• WRITTEN TASK
Search the material below for the word "this" and copy every line in which it occurs.

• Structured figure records

○ ○ ○ ○

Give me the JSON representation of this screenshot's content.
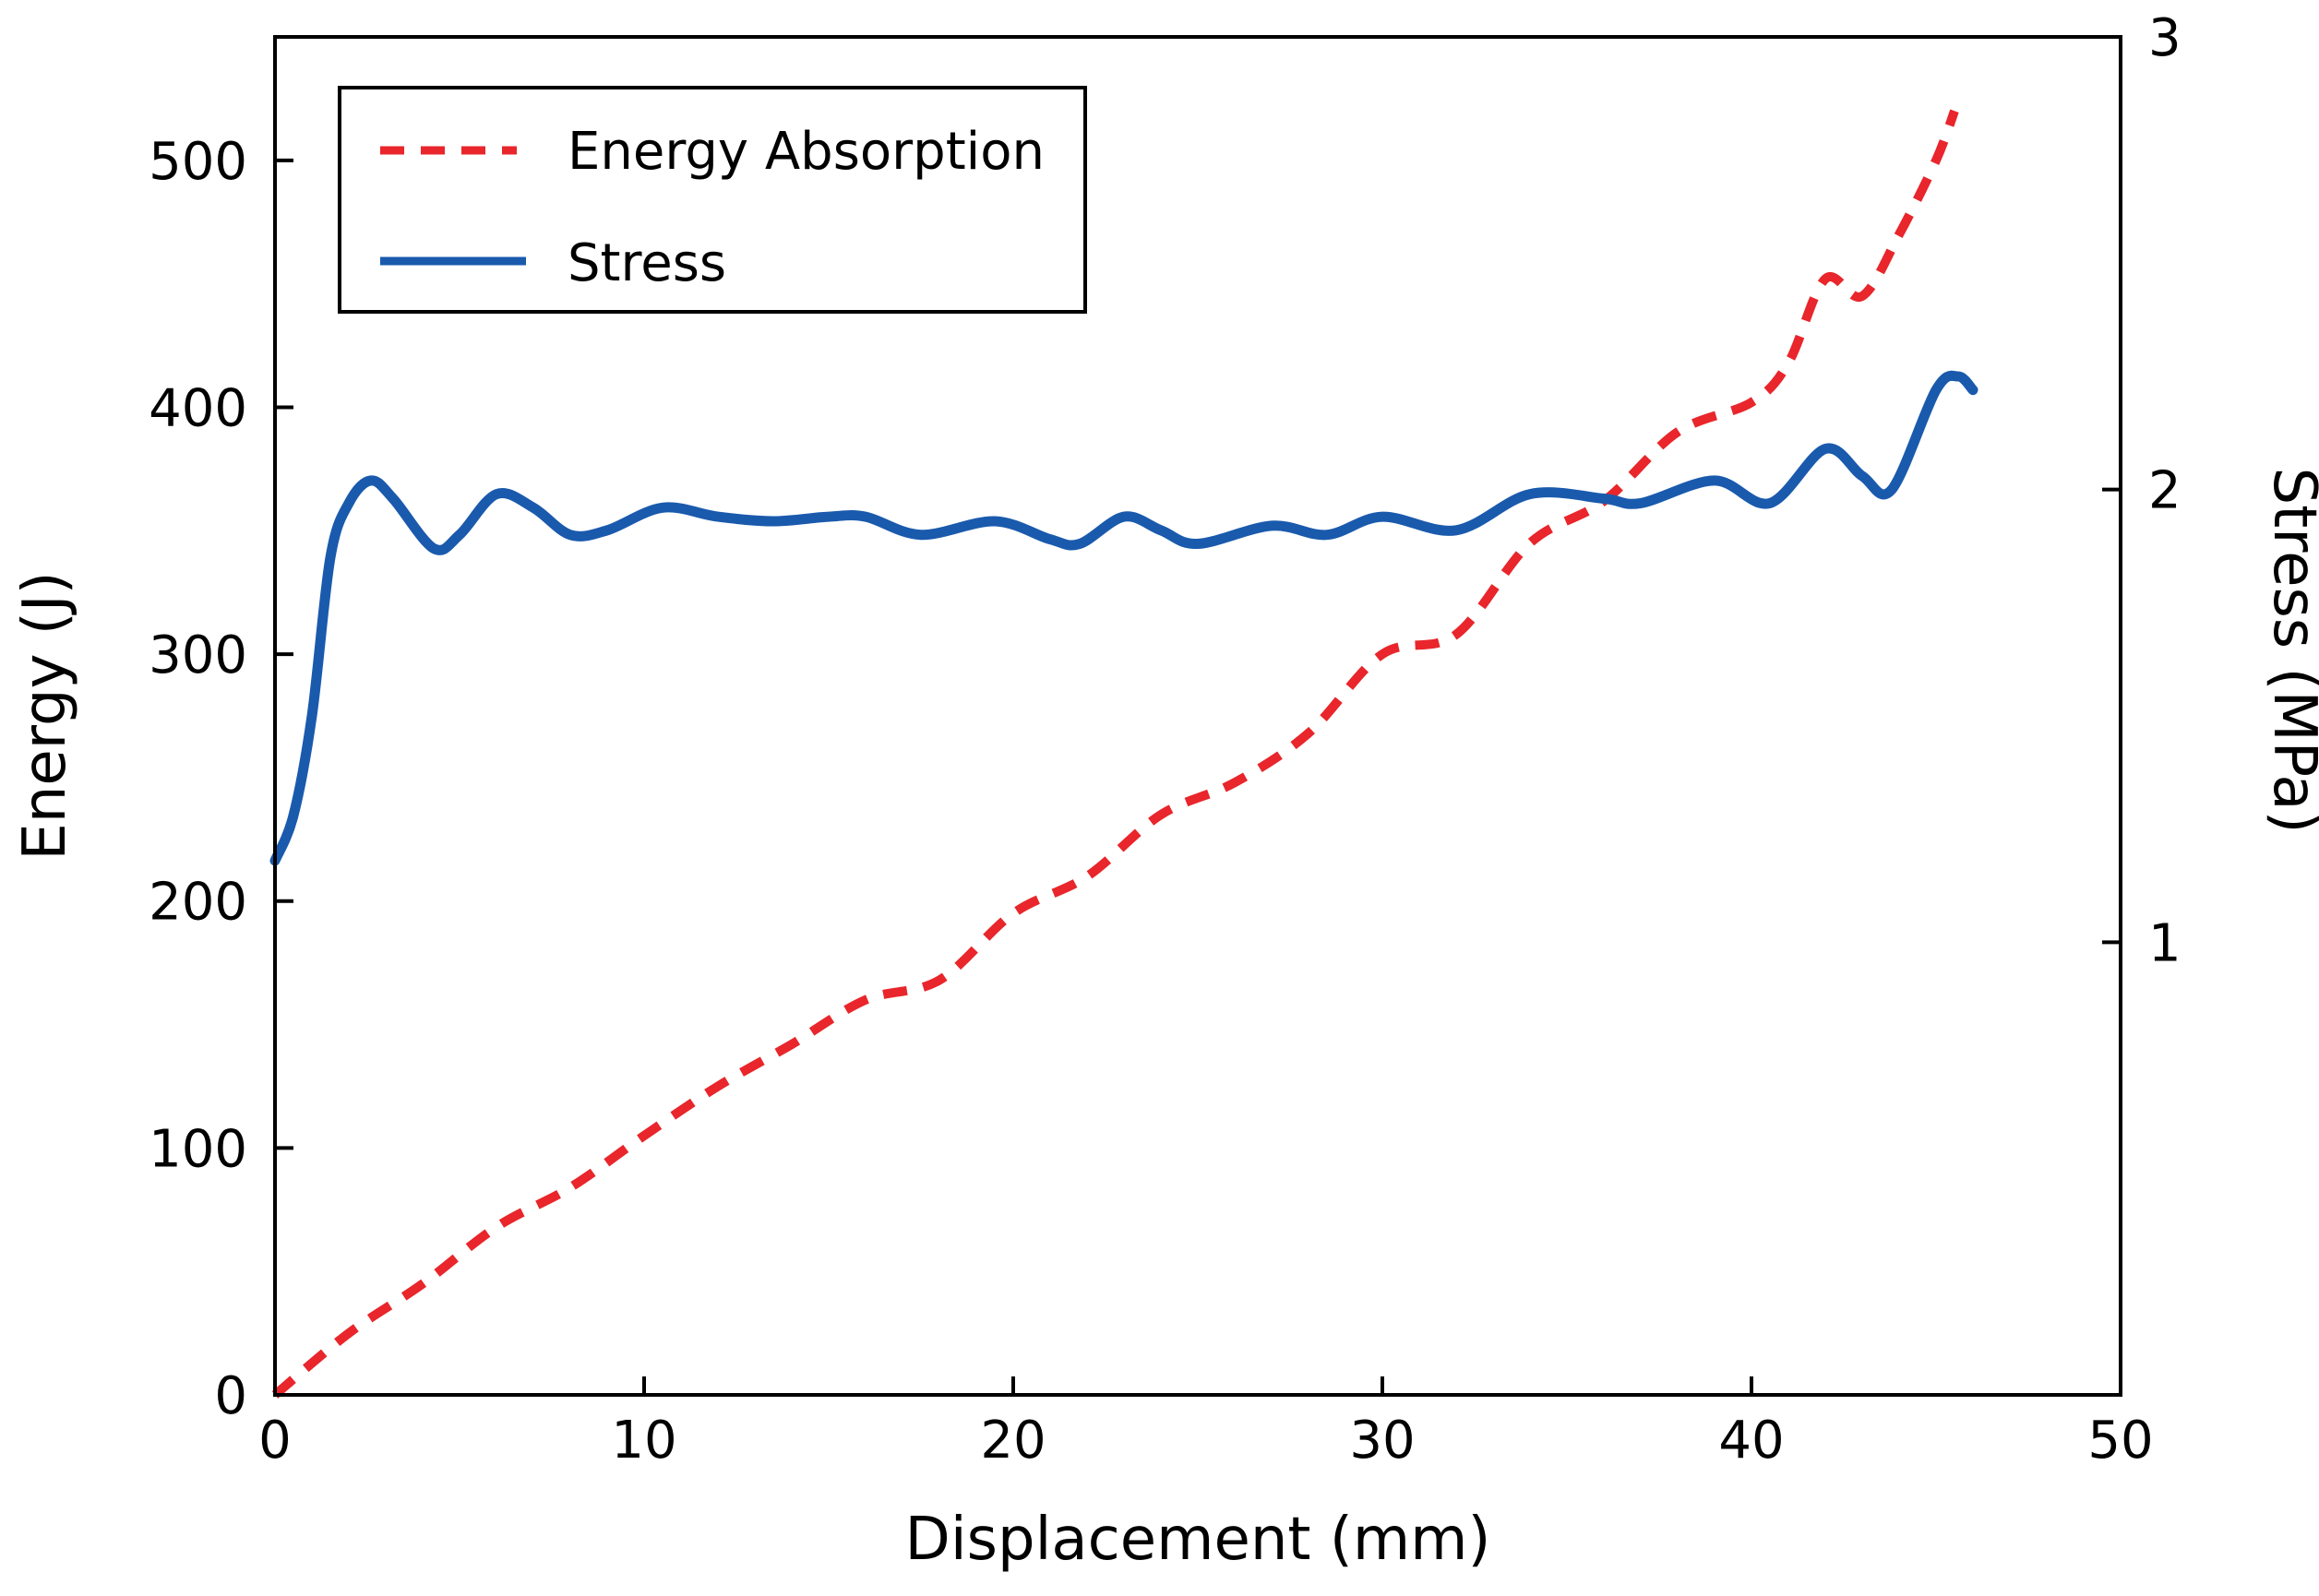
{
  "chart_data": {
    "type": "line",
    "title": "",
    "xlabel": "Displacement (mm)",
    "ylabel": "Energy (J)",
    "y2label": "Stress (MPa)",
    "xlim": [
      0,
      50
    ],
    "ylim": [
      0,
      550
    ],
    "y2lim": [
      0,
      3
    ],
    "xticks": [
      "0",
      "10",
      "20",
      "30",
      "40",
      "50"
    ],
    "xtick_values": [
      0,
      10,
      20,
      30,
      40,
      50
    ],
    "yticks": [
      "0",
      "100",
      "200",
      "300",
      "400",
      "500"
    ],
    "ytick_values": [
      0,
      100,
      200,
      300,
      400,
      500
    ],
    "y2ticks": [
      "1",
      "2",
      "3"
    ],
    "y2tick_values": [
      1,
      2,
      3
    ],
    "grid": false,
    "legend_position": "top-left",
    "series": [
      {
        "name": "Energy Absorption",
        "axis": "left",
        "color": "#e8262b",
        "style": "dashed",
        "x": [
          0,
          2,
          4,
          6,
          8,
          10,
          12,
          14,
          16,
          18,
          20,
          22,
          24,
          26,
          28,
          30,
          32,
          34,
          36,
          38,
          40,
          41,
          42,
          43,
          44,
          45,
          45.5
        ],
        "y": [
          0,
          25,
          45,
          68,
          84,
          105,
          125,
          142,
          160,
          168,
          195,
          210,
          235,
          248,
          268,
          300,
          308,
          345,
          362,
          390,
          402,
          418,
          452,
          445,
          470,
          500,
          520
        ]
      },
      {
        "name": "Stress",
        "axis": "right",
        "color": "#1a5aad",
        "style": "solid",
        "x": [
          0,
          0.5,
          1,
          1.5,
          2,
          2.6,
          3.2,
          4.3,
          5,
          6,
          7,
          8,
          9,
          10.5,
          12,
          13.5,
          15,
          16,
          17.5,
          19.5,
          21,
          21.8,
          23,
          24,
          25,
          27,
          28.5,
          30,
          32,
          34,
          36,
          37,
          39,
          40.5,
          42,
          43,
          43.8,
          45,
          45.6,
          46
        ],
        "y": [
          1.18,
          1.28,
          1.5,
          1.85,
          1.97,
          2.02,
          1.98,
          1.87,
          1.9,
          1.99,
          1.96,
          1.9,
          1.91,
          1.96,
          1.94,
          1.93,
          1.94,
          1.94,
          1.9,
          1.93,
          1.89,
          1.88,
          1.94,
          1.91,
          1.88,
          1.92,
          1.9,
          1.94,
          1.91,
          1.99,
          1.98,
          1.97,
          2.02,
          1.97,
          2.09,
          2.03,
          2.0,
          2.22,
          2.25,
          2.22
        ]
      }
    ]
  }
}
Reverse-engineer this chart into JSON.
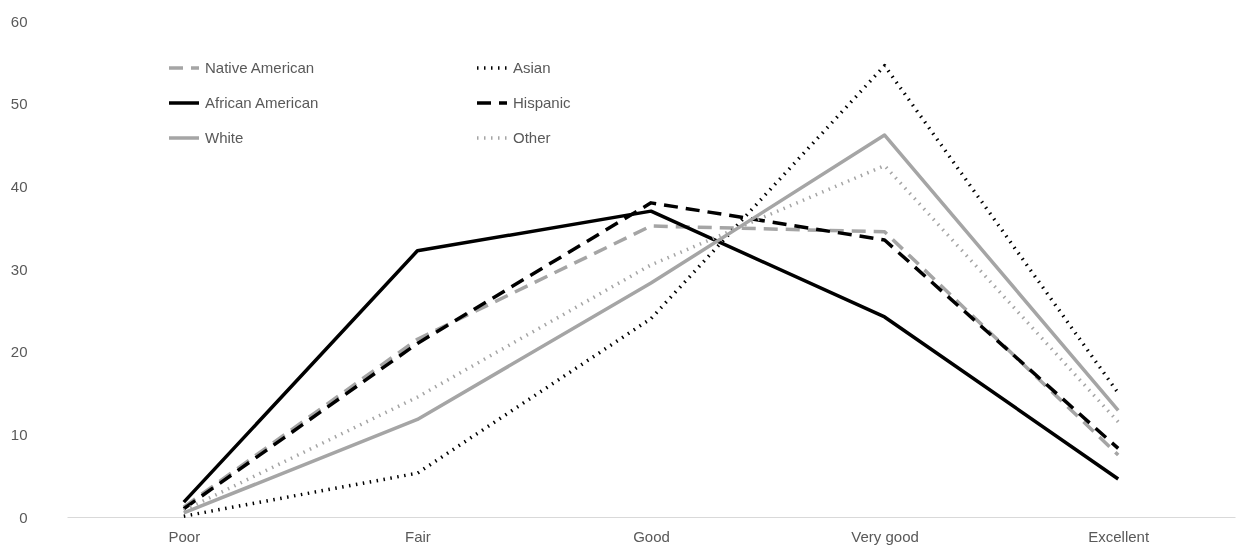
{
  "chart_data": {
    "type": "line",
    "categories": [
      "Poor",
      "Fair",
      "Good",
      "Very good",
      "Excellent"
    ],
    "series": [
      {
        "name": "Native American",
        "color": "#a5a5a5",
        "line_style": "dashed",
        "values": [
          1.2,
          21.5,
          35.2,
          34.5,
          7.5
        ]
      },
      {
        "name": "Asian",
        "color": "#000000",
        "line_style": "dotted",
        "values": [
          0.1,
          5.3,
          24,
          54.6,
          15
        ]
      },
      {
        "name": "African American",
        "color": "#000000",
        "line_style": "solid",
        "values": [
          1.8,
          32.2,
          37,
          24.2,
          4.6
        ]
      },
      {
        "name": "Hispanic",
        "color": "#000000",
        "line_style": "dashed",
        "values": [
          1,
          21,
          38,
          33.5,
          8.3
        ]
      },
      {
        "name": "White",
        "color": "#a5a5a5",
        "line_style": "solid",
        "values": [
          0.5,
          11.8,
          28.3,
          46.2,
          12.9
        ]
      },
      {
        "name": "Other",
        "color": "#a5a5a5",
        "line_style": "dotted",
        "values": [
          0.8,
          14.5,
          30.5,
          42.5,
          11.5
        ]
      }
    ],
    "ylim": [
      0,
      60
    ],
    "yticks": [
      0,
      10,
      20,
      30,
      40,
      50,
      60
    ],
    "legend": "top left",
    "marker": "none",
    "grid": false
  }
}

○ ○ ○ ○

• TASK RESULT
Give me the JSON representation of this screenshot's content.
Reverse-engineer this chart into JSON.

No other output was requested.